+++ TASK INPUT +++

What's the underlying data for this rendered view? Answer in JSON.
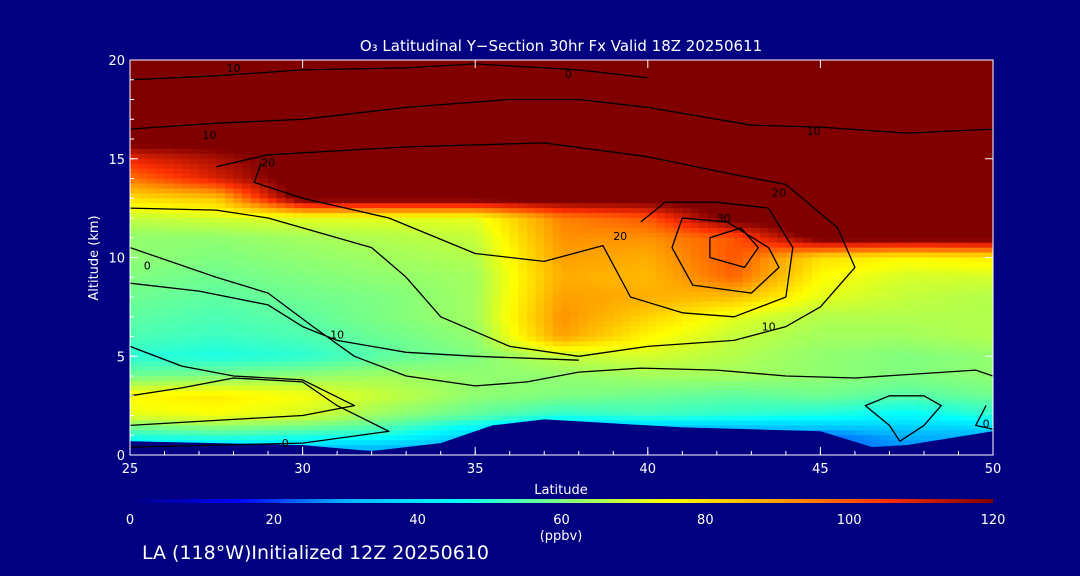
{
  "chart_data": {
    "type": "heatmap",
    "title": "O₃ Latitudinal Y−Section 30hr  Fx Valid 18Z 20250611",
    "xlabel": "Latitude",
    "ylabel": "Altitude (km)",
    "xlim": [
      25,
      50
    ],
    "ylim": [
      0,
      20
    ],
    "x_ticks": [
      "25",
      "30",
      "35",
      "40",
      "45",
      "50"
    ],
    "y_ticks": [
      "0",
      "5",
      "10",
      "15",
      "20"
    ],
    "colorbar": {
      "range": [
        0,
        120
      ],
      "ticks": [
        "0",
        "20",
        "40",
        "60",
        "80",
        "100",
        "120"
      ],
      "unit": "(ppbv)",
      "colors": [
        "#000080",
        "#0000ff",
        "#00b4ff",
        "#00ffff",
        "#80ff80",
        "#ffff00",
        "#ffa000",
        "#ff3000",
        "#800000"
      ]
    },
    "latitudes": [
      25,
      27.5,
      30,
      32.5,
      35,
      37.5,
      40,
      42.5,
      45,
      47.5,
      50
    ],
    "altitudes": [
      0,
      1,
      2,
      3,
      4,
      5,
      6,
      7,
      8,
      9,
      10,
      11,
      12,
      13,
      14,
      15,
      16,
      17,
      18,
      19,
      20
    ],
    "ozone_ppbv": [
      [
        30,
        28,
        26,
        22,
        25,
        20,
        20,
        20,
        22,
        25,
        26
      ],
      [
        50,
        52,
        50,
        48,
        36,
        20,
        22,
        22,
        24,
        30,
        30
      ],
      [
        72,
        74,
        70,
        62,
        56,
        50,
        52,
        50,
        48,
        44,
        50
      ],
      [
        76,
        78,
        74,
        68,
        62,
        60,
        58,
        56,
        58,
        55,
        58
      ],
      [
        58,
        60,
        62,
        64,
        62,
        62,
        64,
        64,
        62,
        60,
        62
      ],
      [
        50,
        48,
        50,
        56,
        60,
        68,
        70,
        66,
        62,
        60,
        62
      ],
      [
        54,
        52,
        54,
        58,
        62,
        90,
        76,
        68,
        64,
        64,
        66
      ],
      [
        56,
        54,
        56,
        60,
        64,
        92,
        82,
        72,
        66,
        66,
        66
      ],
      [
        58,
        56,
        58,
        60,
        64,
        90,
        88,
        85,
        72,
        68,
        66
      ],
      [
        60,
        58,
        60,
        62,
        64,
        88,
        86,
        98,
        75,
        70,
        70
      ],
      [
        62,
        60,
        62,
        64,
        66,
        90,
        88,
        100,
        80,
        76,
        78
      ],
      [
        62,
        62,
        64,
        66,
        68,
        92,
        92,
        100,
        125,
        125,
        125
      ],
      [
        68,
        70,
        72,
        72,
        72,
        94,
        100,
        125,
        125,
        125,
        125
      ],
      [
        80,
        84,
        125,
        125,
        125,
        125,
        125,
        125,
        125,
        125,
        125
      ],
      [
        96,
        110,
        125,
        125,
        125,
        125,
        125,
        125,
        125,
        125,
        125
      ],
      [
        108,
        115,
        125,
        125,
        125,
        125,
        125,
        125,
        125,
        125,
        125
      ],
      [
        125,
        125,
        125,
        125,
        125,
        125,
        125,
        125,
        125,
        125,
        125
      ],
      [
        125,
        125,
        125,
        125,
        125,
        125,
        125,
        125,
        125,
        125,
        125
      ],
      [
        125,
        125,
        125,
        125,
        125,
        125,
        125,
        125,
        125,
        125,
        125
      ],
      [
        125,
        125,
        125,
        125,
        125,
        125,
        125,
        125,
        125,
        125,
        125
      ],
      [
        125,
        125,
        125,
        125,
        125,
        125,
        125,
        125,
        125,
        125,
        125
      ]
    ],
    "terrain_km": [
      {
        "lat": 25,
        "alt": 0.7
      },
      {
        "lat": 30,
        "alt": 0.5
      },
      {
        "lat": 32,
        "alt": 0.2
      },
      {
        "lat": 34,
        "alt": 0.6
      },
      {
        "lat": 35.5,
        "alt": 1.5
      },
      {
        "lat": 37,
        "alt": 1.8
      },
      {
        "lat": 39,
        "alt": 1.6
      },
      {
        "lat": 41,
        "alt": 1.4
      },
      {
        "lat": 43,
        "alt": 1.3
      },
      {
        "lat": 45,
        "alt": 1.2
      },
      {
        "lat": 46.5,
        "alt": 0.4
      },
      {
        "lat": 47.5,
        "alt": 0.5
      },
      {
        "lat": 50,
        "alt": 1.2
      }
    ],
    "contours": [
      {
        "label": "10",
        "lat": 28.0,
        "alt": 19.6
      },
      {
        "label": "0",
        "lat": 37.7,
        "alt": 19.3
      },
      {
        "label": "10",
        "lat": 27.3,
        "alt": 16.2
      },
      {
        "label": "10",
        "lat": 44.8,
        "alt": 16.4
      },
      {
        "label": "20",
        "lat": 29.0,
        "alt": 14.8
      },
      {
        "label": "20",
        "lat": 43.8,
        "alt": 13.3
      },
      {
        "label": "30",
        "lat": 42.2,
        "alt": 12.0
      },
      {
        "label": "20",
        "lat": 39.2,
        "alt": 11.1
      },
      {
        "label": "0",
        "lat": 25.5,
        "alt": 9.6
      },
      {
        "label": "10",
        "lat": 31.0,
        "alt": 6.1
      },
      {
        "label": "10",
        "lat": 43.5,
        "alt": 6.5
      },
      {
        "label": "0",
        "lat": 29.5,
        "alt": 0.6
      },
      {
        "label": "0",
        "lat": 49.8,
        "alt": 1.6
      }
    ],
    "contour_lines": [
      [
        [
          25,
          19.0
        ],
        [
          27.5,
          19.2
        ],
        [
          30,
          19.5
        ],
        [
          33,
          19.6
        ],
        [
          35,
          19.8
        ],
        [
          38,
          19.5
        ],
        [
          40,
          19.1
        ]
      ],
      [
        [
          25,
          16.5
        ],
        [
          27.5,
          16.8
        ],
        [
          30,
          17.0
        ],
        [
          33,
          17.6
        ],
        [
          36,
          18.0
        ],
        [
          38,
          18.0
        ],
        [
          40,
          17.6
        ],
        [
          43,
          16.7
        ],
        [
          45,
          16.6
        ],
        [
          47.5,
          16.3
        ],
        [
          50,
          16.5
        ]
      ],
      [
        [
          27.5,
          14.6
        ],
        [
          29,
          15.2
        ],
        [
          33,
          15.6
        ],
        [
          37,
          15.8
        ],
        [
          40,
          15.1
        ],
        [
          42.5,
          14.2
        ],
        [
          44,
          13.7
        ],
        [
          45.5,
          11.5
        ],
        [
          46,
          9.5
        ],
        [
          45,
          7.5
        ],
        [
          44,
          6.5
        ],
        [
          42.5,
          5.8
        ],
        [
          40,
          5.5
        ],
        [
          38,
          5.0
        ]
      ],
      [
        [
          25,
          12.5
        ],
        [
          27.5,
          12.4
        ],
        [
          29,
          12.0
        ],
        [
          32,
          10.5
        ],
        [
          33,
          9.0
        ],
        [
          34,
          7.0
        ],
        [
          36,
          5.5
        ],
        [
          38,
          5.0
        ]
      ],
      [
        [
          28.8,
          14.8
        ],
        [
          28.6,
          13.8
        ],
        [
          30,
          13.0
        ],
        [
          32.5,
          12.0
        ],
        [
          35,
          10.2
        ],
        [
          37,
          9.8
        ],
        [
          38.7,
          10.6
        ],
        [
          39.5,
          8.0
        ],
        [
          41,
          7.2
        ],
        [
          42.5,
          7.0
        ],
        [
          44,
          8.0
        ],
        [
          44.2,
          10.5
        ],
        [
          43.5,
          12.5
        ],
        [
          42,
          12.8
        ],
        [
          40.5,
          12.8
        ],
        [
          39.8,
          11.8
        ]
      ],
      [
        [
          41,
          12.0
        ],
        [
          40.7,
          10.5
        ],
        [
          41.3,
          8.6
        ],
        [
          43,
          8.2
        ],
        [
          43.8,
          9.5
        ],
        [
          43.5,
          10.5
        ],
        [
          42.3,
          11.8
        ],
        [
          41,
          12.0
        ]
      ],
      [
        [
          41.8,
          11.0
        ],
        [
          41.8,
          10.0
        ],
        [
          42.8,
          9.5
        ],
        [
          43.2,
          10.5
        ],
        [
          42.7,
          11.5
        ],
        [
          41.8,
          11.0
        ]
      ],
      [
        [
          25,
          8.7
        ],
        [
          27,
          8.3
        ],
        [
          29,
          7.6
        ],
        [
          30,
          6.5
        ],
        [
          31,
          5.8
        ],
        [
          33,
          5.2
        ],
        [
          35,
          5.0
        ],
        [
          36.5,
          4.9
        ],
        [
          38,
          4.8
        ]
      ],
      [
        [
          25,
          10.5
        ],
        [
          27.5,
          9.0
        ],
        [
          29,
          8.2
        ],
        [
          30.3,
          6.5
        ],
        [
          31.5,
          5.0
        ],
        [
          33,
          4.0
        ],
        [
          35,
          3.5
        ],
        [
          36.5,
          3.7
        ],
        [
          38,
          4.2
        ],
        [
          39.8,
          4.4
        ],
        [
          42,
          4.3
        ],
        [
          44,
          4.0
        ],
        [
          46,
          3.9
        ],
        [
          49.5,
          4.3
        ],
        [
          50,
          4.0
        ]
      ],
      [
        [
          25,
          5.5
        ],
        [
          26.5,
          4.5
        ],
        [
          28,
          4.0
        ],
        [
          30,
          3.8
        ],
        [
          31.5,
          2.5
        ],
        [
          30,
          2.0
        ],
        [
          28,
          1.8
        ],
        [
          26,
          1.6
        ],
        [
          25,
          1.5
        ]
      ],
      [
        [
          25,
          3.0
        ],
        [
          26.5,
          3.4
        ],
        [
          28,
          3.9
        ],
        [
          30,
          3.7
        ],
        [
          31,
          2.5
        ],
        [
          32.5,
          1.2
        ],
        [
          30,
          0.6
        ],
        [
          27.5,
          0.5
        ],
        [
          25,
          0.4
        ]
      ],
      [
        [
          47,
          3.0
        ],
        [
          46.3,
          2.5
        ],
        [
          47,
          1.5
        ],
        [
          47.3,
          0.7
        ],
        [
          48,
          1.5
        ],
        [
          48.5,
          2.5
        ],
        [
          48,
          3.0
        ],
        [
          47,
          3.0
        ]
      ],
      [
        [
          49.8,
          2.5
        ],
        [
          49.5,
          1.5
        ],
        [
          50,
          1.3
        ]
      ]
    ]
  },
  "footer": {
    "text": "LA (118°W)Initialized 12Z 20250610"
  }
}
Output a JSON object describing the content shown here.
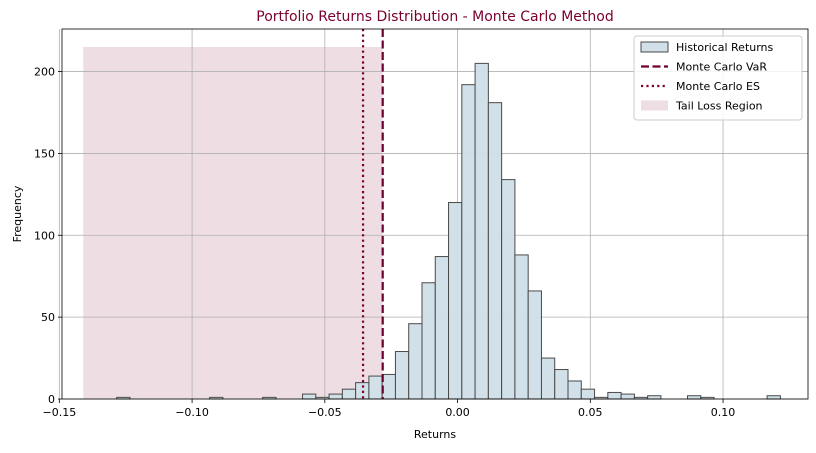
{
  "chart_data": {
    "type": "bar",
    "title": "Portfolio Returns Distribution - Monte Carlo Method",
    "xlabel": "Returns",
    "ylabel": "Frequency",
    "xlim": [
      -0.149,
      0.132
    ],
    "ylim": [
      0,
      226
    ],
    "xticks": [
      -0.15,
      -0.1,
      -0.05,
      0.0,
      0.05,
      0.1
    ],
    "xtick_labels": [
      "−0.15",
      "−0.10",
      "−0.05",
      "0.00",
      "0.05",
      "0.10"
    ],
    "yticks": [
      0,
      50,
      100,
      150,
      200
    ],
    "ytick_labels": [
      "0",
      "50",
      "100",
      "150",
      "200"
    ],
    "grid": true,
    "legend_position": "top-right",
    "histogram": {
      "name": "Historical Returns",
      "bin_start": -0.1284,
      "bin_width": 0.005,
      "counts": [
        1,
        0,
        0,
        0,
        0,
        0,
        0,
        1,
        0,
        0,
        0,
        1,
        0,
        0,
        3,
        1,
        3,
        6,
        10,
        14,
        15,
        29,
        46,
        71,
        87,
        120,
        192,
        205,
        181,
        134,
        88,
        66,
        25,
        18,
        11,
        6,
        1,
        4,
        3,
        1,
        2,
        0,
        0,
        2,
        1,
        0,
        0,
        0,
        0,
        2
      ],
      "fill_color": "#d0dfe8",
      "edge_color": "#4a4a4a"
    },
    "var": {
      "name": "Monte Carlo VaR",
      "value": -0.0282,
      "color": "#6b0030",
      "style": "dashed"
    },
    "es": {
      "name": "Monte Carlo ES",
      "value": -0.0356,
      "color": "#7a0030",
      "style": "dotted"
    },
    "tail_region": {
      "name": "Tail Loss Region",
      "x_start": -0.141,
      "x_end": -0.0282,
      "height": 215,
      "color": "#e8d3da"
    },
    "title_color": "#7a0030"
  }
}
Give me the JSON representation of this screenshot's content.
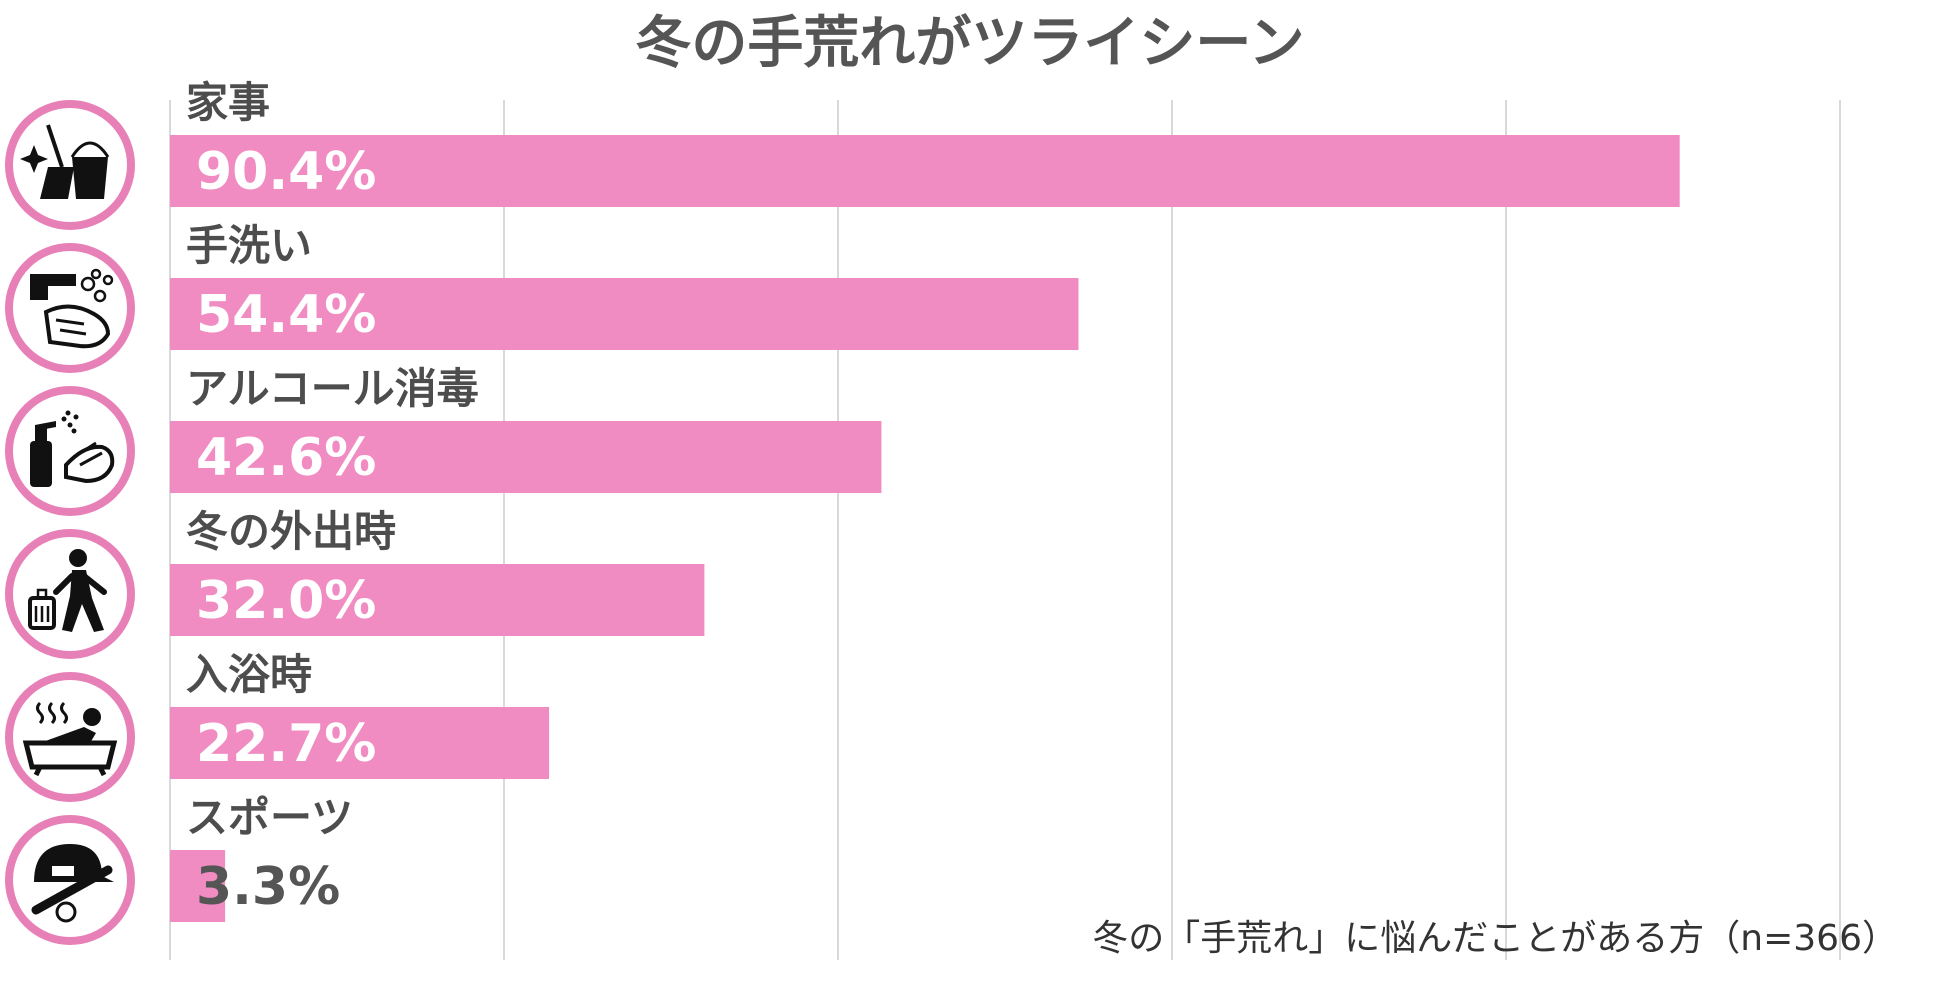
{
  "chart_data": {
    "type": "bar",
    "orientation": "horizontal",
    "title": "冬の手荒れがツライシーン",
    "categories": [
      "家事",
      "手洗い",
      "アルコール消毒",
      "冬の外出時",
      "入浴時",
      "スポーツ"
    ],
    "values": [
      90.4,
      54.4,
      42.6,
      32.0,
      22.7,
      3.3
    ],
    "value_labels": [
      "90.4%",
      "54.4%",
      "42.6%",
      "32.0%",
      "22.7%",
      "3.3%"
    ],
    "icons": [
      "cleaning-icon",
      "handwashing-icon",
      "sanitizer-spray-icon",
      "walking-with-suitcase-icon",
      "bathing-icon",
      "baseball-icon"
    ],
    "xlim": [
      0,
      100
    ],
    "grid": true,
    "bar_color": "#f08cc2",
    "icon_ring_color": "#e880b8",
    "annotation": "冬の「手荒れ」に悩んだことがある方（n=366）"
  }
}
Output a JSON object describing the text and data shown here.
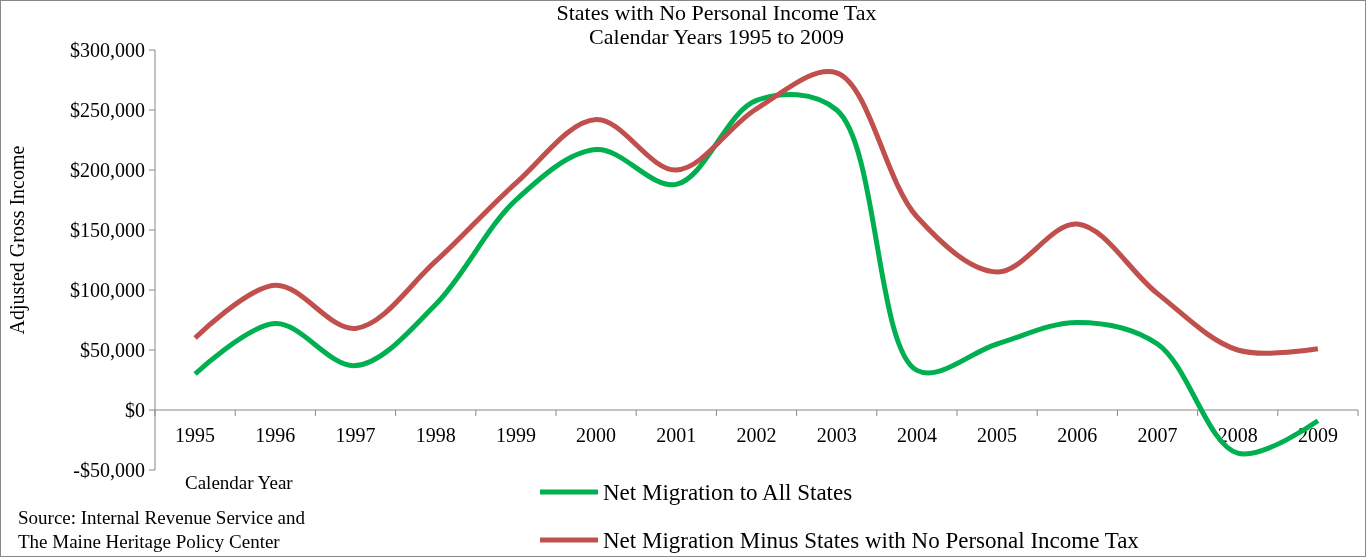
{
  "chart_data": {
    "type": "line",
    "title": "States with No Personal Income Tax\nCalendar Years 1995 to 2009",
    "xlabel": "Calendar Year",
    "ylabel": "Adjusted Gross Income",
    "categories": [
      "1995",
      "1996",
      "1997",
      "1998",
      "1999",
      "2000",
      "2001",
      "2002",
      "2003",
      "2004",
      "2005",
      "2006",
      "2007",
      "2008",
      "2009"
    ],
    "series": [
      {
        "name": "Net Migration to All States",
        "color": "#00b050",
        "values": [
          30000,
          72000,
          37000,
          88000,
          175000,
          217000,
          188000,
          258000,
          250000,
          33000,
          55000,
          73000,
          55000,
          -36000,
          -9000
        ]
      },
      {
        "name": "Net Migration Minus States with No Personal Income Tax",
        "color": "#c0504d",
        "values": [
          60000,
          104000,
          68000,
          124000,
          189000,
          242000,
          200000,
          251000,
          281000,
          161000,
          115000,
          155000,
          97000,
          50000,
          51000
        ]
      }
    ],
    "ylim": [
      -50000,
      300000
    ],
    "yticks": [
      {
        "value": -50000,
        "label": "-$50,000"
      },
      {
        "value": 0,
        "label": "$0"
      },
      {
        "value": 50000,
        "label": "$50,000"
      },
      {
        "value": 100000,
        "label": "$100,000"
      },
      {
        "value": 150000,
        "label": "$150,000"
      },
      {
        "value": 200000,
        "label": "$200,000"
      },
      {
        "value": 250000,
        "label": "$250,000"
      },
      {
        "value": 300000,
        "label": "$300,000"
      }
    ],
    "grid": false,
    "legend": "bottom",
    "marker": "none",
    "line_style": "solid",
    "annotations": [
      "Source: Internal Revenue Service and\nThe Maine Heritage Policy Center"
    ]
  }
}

+++

▶ _GOAL OF THE EXERCISE_:
In the listing above, find the lines holding the word "Migration" and copy them.

▶ _THE SOLUTION_:
        "name": "Net Migration to All States",
        "name": "Net Migration Minus States with No Personal Income Tax",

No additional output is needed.